[What you need to do]
Determine the count of lines holding the string "film". Return only the number.

(Recorded data)
** BEGIN **

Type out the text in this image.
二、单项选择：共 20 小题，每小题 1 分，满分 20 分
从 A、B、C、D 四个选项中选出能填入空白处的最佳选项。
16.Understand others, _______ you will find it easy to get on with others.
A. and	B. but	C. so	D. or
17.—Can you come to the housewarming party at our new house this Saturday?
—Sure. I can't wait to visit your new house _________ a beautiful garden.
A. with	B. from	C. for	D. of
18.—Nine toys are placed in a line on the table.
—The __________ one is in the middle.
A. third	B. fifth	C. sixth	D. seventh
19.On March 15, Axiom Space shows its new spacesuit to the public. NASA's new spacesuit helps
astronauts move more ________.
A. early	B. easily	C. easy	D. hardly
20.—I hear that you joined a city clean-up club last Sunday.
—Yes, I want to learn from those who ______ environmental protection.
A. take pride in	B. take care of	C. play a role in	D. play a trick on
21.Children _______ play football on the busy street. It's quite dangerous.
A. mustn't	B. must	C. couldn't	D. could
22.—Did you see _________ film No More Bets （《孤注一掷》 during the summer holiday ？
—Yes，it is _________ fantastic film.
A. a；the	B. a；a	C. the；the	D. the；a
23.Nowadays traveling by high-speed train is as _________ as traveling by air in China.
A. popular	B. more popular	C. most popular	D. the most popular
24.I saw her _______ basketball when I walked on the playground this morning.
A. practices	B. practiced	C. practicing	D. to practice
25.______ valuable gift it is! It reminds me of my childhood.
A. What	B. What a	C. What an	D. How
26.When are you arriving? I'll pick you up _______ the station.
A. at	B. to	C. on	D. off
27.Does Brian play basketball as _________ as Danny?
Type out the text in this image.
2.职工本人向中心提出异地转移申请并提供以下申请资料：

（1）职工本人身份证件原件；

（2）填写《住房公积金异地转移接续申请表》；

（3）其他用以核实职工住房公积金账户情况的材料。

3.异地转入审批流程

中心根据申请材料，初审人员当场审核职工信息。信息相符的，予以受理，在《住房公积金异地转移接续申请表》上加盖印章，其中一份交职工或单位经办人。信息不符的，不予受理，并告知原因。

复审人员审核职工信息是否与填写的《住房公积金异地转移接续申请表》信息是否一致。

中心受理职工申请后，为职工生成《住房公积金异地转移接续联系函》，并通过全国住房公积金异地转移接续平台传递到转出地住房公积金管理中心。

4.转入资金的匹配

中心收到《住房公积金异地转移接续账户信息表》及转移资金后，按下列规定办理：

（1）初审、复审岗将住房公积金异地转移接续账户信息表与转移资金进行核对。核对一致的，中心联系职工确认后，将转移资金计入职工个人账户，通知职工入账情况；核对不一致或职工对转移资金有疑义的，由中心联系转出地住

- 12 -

** END **

[Solution to the exercise]
2